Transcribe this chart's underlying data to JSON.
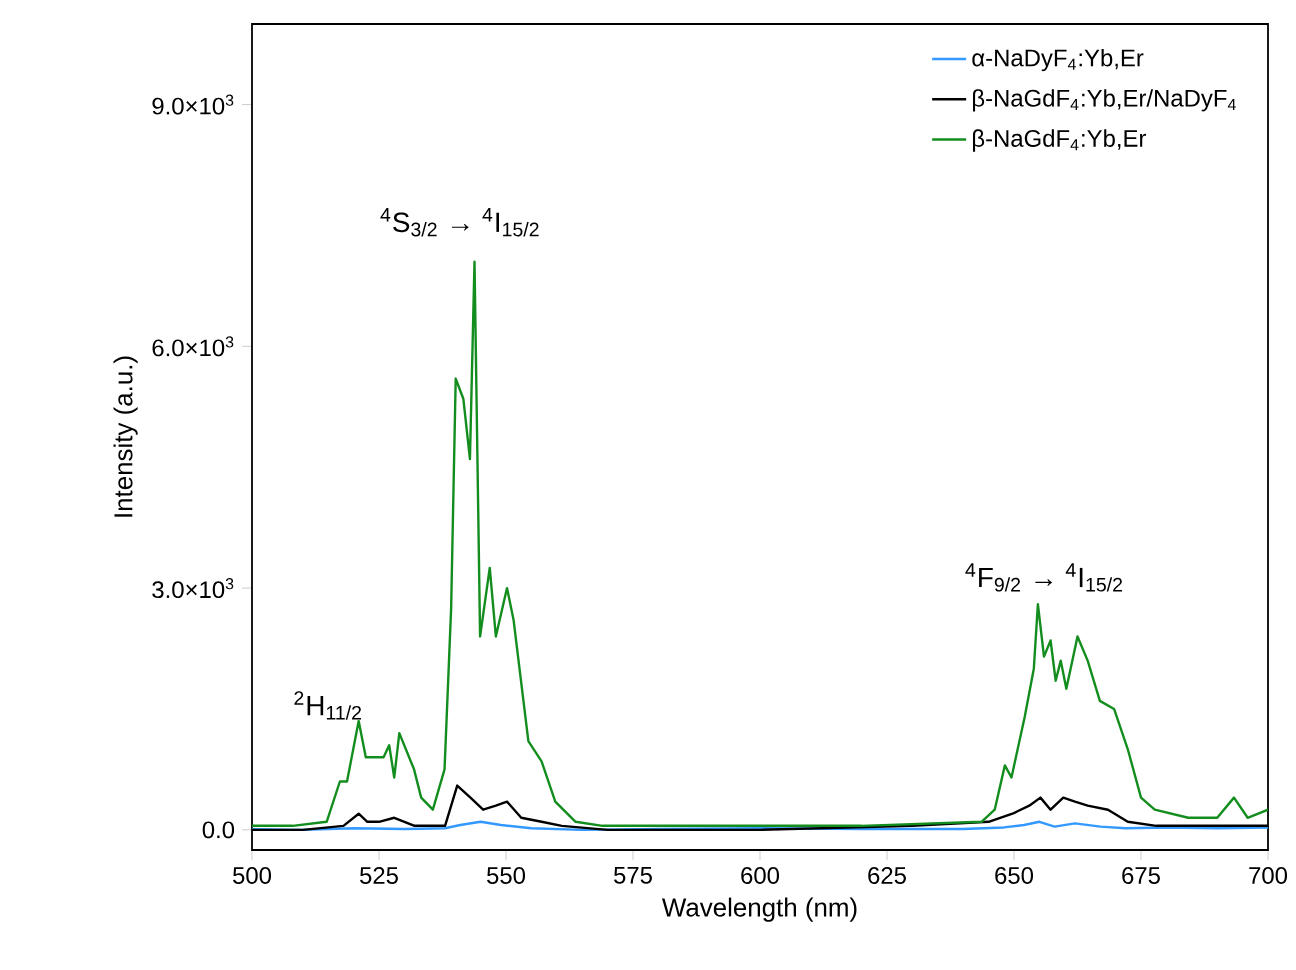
{
  "chart_data": {
    "type": "line",
    "xlabel": "Wavelength (nm)",
    "ylabel": "Intensity (a.u.)",
    "xlim": [
      500,
      700
    ],
    "xticks": [
      500,
      525,
      550,
      575,
      600,
      625,
      650,
      675,
      700
    ],
    "ylim": [
      -250,
      10000
    ],
    "yticks": [
      {
        "value": 0,
        "label": "0.0"
      },
      {
        "value": 3000,
        "label": "3.0×10$^{3}$"
      },
      {
        "value": 6000,
        "label": "6.0×10$^{3}$"
      },
      {
        "value": 9000,
        "label": "9.0×10$^{3}$"
      }
    ],
    "legend": "top right",
    "grid": false,
    "marker": "none",
    "line_style": "solid",
    "series": [
      {
        "name": "α-NaDyF$_{4}$:Yb,Er",
        "color": "#3399ff",
        "x": [
          500,
          510,
          520,
          530,
          538,
          541,
          545,
          549,
          555,
          565,
          580,
          600,
          620,
          640,
          648,
          652,
          655,
          658,
          662,
          667,
          672,
          680,
          690,
          700
        ],
        "values": [
          10,
          0,
          20,
          10,
          20,
          60,
          100,
          60,
          20,
          0,
          10,
          20,
          10,
          10,
          30,
          60,
          100,
          40,
          80,
          40,
          20,
          30,
          20,
          30
        ]
      },
      {
        "name": "β-NaGdF$_{4}$:Yb,Er/NaDyF$_{4}$",
        "color": "#000000",
        "x": [
          500,
          510,
          518,
          521,
          522.7,
          525,
          528,
          532,
          538,
          540.4,
          543,
          545.5,
          548,
          550.2,
          553,
          557,
          561,
          570,
          600,
          630,
          645,
          649.7,
          653,
          655.2,
          657.2,
          659.7,
          662,
          664.5,
          668.5,
          672.4,
          678,
          690,
          700
        ],
        "values": [
          0,
          0,
          50,
          200,
          100,
          100,
          150,
          50,
          50,
          550,
          400,
          250,
          300,
          350,
          150,
          100,
          50,
          0,
          0,
          50,
          100,
          200,
          300,
          400,
          250,
          400,
          350,
          300,
          250,
          100,
          50,
          50,
          50
        ]
      },
      {
        "name": "β-NaGdF$_{4}$:Yb,Er",
        "color": "#138d1e",
        "x": [
          500,
          508,
          514.7,
          517.3,
          518.7,
          521,
          522.4,
          525.9,
          527,
          528,
          529,
          531.9,
          533.3,
          535.6,
          537.9,
          539.2,
          540.1,
          541.6,
          542.9,
          543.8,
          544.9,
          546.8,
          548,
          550.2,
          551.5,
          554.4,
          557,
          559.7,
          563.7,
          569,
          580,
          600,
          620,
          643.6,
          646.2,
          648.2,
          649.5,
          652.1,
          653.9,
          654.7,
          655.9,
          657.2,
          658.2,
          659.2,
          660.3,
          662.5,
          664.5,
          666.9,
          669.7,
          672.4,
          675,
          677.7,
          684.3,
          690,
          693.3,
          696,
          700
        ],
        "values": [
          50,
          50,
          100,
          600,
          600,
          1350,
          900,
          900,
          1050,
          650,
          1200,
          750,
          400,
          250,
          750,
          2750,
          5600,
          5350,
          4600,
          7050,
          2400,
          3250,
          2400,
          3000,
          2600,
          1100,
          850,
          350,
          100,
          50,
          50,
          50,
          50,
          100,
          250,
          800,
          650,
          1400,
          2000,
          2800,
          2150,
          2350,
          1850,
          2100,
          1750,
          2400,
          2100,
          1600,
          1500,
          1000,
          400,
          250,
          150,
          150,
          400,
          150,
          250
        ]
      }
    ],
    "annotations": [
      "$^{4}$S$_{3/2}$ → $^{4}$I$_{15/2}$",
      "$^{2}$H$_{11/2}$",
      "$^{4}$F$_{9/2}$ → $^{4}$I$_{15/2}$"
    ]
  }
}
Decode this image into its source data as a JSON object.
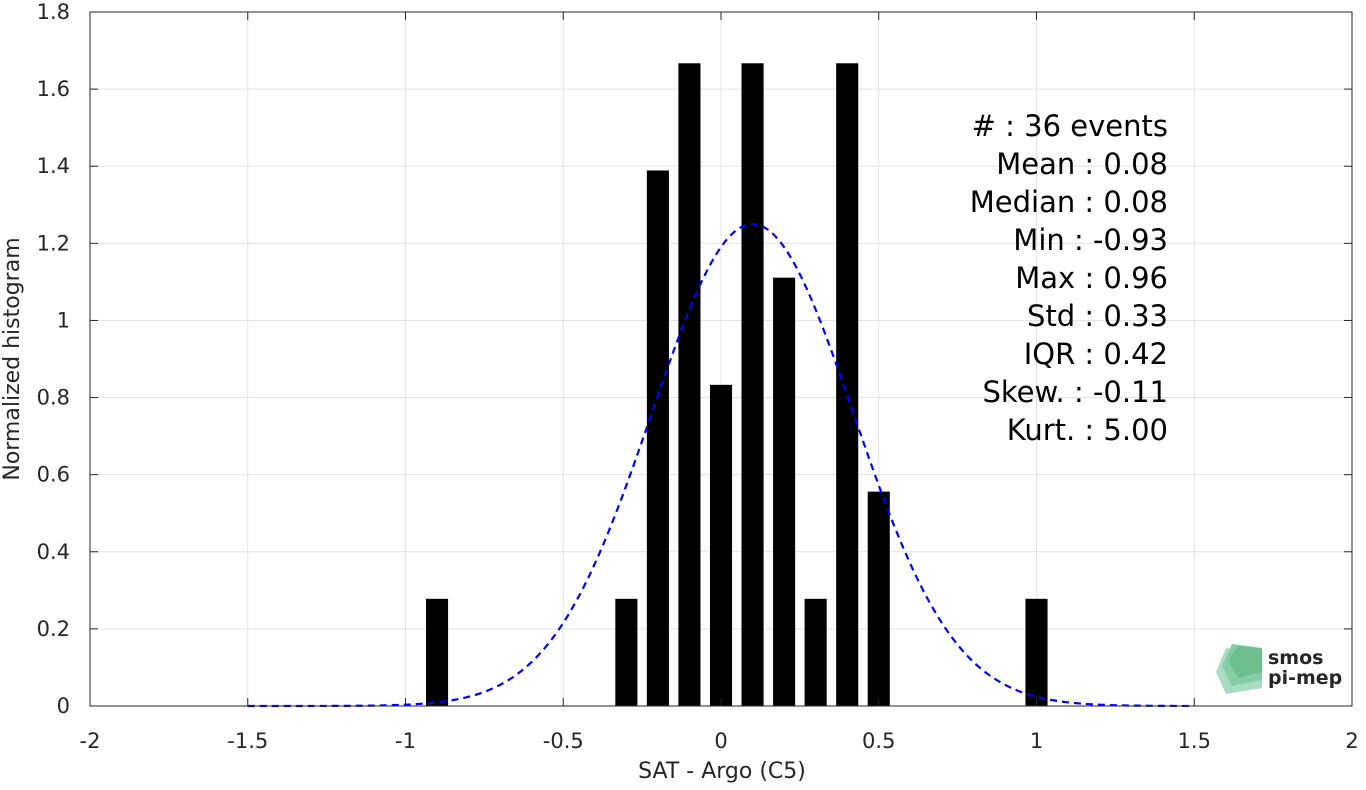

● WRITTEN PROBLEM
Make an exact copy of every entry above, minus the images.

● RESULT OF THE TASK
Transcribe this chart's underlying data to JSON.
{
  "chart_data": {
    "type": "line",
    "xlabel": "Wavelength (nm)",
    "ylabel": "Intensity (a.u.)",
    "xlim": [
      500,
      700
    ],
    "xticks": [
      500,
      525,
      550,
      575,
      600,
      625,
      650,
      675,
      700
    ],
    "ylim": [
      -250,
      10000
    ],
    "yticks": [
      {
        "value": 0,
        "label": "0.0"
      },
      {
        "value": 3000,
        "label": "3.0×10$^{3}$"
      },
      {
        "value": 6000,
        "label": "6.0×10$^{3}$"
      },
      {
        "value": 9000,
        "label": "9.0×10$^{3}$"
      }
    ],
    "legend": "top right",
    "grid": false,
    "marker": "none",
    "line_style": "solid",
    "series": [
      {
        "name": "α-NaDyF$_{4}$:Yb,Er",
        "color": "#3399ff",
        "x": [
          500,
          510,
          520,
          530,
          538,
          541,
          545,
          549,
          555,
          565,
          580,
          600,
          620,
          640,
          648,
          652,
          655,
          658,
          662,
          667,
          672,
          680,
          690,
          700
        ],
        "values": [
          10,
          0,
          20,
          10,
          20,
          60,
          100,
          60,
          20,
          0,
          10,
          20,
          10,
          10,
          30,
          60,
          100,
          40,
          80,
          40,
          20,
          30,
          20,
          30
        ]
      },
      {
        "name": "β-NaGdF$_{4}$:Yb,Er/NaDyF$_{4}$",
        "color": "#000000",
        "x": [
          500,
          510,
          518,
          521,
          522.7,
          525,
          528,
          532,
          538,
          540.4,
          543,
          545.5,
          548,
          550.2,
          553,
          557,
          561,
          570,
          600,
          630,
          645,
          649.7,
          653,
          655.2,
          657.2,
          659.7,
          662,
          664.5,
          668.5,
          672.4,
          678,
          690,
          700
        ],
        "values": [
          0,
          0,
          50,
          200,
          100,
          100,
          150,
          50,
          50,
          550,
          400,
          250,
          300,
          350,
          150,
          100,
          50,
          0,
          0,
          50,
          100,
          200,
          300,
          400,
          250,
          400,
          350,
          300,
          250,
          100,
          50,
          50,
          50
        ]
      },
      {
        "name": "β-NaGdF$_{4}$:Yb,Er",
        "color": "#138d1e",
        "x": [
          500,
          508,
          514.7,
          517.3,
          518.7,
          521,
          522.4,
          525.9,
          527,
          528,
          529,
          531.9,
          533.3,
          535.6,
          537.9,
          539.2,
          540.1,
          541.6,
          542.9,
          543.8,
          544.9,
          546.8,
          548,
          550.2,
          551.5,
          554.4,
          557,
          559.7,
          563.7,
          569,
          580,
          600,
          620,
          643.6,
          646.2,
          648.2,
          649.5,
          652.1,
          653.9,
          654.7,
          655.9,
          657.2,
          658.2,
          659.2,
          660.3,
          662.5,
          664.5,
          666.9,
          669.7,
          672.4,
          675,
          677.7,
          684.3,
          690,
          693.3,
          696,
          700
        ],
        "values": [
          50,
          50,
          100,
          600,
          600,
          1350,
          900,
          900,
          1050,
          650,
          1200,
          750,
          400,
          250,
          750,
          2750,
          5600,
          5350,
          4600,
          7050,
          2400,
          3250,
          2400,
          3000,
          2600,
          1100,
          850,
          350,
          100,
          50,
          50,
          50,
          50,
          100,
          250,
          800,
          650,
          1400,
          2000,
          2800,
          2150,
          2350,
          1850,
          2100,
          1750,
          2400,
          2100,
          1600,
          1500,
          1000,
          400,
          250,
          150,
          150,
          400,
          150,
          250
        ]
      }
    ],
    "annotations": [
      "$^{4}$S$_{3/2}$ → $^{4}$I$_{15/2}$",
      "$^{2}$H$_{11/2}$",
      "$^{4}$F$_{9/2}$ → $^{4}$I$_{15/2}$"
    ]
  }
}
Decode this image into its source data as a JSON object.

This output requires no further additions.